• [SET TASK 1] Copy out the passage of the Ruby regex thread that begins at the words "I can parse" and stops after the words "somehow handle it?)".

— start of READING TEXT —

Regex scan/tokenize from right to left order?

Ruby
1

I’m trying to evaluate an arithmetic operation of prefix type,
“add(multiply(123,432),subtract(add(19,21),124))”, can you make it so
the regex engine scans it backwards?

I’m trying to isolate each word and manipulate it without using split()
and creating another array of o(n) space.

I can parse the string from end to start by character and tokenize it
using string index, but there must be someway to do this using regex
efficiently.

I know that split() creates an array that can be traversed backwards,
but is there anyway to bypass the extra space required by split()? (Does
the ruby interpreter/compiler somehow handle it?)

Ultimately, is there anyway to make scan() parse a string backwards?

Thanks

2

You need to show what code you have currently.

3

On Sun, Feb 9, 2014 at 12:43 PM, Tonton S. [email protected]
wrote:

I’m trying to evaluate an arithmetic operation of prefix type,
“add(multiply(123,432),subtract(add(19,21),124))”, can you make it so
the regex engine scans it backwards?

— end of READING TEXT —
— start of LISTED ENTRIES —

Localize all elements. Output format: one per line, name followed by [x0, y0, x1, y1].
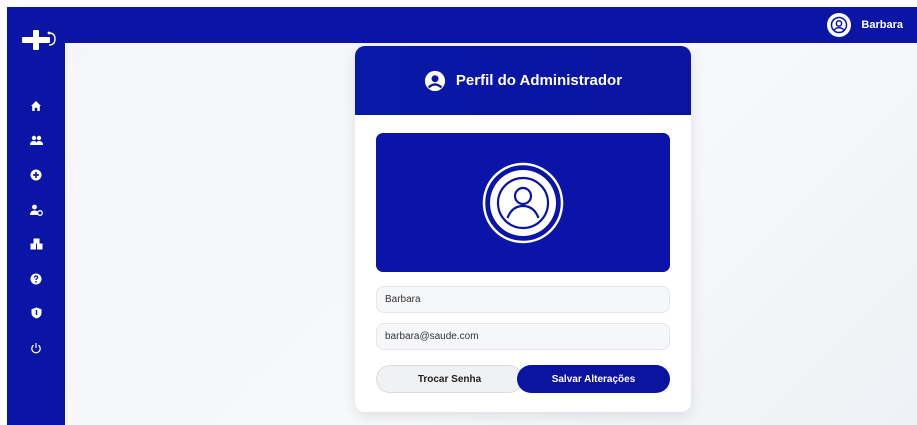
save-changes-button[interactable]: Salvar Alterações: [517, 365, 670, 393]
sidebar-item-units[interactable]: [7, 227, 65, 262]
sidebar-item-doctors[interactable]: [7, 193, 65, 228]
users-icon: [29, 136, 43, 146]
power-icon: [31, 342, 41, 354]
sidebar: [7, 7, 65, 425]
sidebar-item-security[interactable]: [7, 296, 65, 331]
sidebar-item-logout[interactable]: [7, 331, 65, 366]
buildings-icon: [30, 238, 42, 250]
profile-card: Perfil do Administrador Trocar Senha Sal…: [355, 46, 691, 412]
plus-circle-icon: [30, 169, 42, 181]
name-field[interactable]: [376, 286, 670, 313]
home-icon: [31, 101, 41, 112]
email-field[interactable]: [376, 323, 670, 350]
card-title: Perfil do Administrador: [455, 72, 623, 89]
user-menu[interactable]: Barbara: [827, 12, 903, 38]
cross-stethoscope-logo: [19, 29, 57, 51]
avatar-panel: [376, 133, 670, 272]
change-password-button[interactable]: Trocar Senha: [376, 365, 523, 393]
shield-icon: [31, 307, 41, 319]
user-avatar-icon: [827, 13, 852, 37]
sidebar-nav: [7, 89, 65, 365]
user-circle-icon: [424, 70, 446, 91]
sidebar-item-home[interactable]: [7, 89, 65, 124]
card-header: Perfil do Administrador: [355, 46, 691, 115]
question-circle-icon: [30, 273, 42, 285]
sidebar-item-add[interactable]: [7, 158, 65, 193]
top-bar: Barbara: [7, 7, 917, 43]
user-name: Barbara: [861, 19, 903, 31]
user-settings-icon: [29, 204, 43, 216]
avatar-icon[interactable]: [482, 162, 564, 244]
sidebar-item-users[interactable]: [7, 124, 65, 159]
sidebar-item-help[interactable]: [7, 262, 65, 297]
app-window: Barbara Perfil do Administrador Barbara …: [7, 7, 917, 425]
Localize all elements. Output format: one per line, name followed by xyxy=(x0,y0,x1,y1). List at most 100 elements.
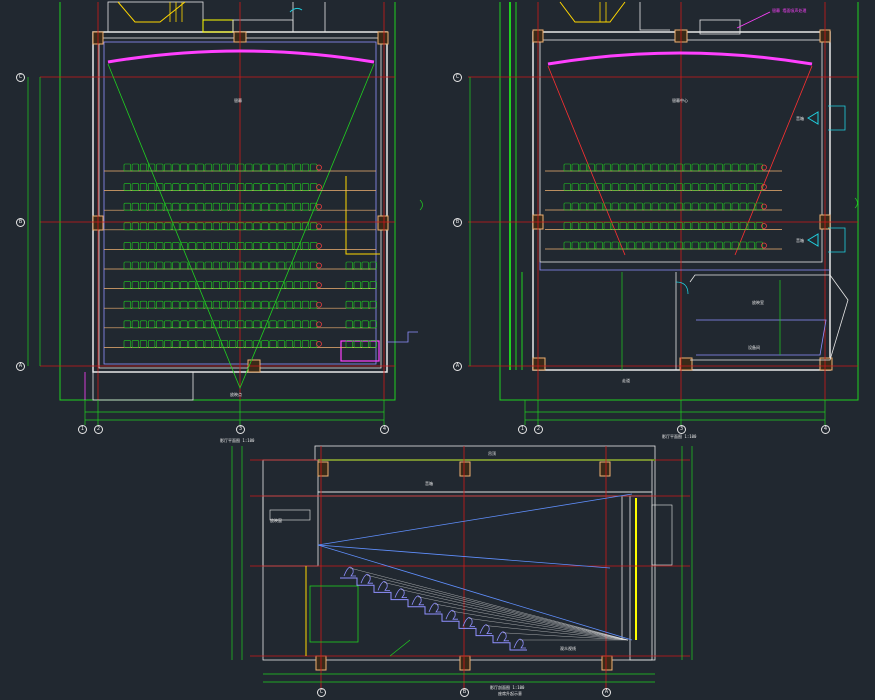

— end of LISTED ENTRIES —

• [SET TASK 2] In the listing, update the lines that begin at the line containing "365, 670, 393]" and stop after the line containing "app-window: Barbara Perfil", replacing "interactable" with "clickable" and leaving everything else unchanged. Return only those lines.

• [EXERCISE ANSWER 1]
I can parse the string from end to start by character and tokenize it
using string index, but there must be someway to do this using regex
efficiently.

I know that split() creates an array that can be traversed backwards,
but is there anyway to bypass the extra space required by split()? (Does
the ruby interpreter/compiler somehow handle it?)

• [EXERCISE ANSWER 2]
save-changes-button[clickable]: Salvar Alterações: [517, 365, 670, 393]
sidebar-item-units[clickable]: [7, 227, 65, 262]
sidebar-item-doctors[clickable]: [7, 193, 65, 228]
users-icon: [29, 136, 43, 146]
power-icon: [31, 342, 41, 354]
sidebar: [7, 7, 65, 425]
sidebar-item-security[clickable]: [7, 296, 65, 331]
sidebar-item-logout[clickable]: [7, 331, 65, 366]
buildings-icon: [30, 238, 42, 250]
profile-card: Perfil do Administrador Trocar Senha Sal…: [355, 46, 691, 412]
plus-circle-icon: [30, 169, 42, 181]
name-field[clickable]: [376, 286, 670, 313]
home-icon: [31, 101, 41, 112]
email-field[clickable]: [376, 323, 670, 350]
card-title: Perfil do Administrador: [455, 72, 623, 89]
user-menu[clickable]: Barbara: [827, 12, 903, 38]
cross-stethoscope-logo: [19, 29, 57, 51]
avatar-panel: [376, 133, 670, 272]
change-password-button[clickable]: Trocar Senha: [376, 365, 523, 393]
shield-icon: [31, 307, 41, 319]
user-avatar-icon: [827, 13, 852, 37]
sidebar-nav: [7, 89, 65, 365]
user-circle-icon: [424, 70, 446, 91]
sidebar-item-home[clickable]: [7, 89, 65, 124]
card-header: Perfil do Administrador: [355, 46, 691, 115]
question-circle-icon: [30, 273, 42, 285]
sidebar-item-add[clickable]: [7, 158, 65, 193]
top-bar: Barbara: [7, 7, 917, 43]
user-name: Barbara: [861, 19, 903, 31]
user-settings-icon: [29, 204, 43, 216]
avatar-icon[clickable]: [482, 162, 564, 244]
sidebar-item-users[clickable]: [7, 124, 65, 159]
sidebar-item-help[clickable]: [7, 262, 65, 297]
app-window: Barbara Perfil do Administrador Barbara …: [7, 7, 917, 425]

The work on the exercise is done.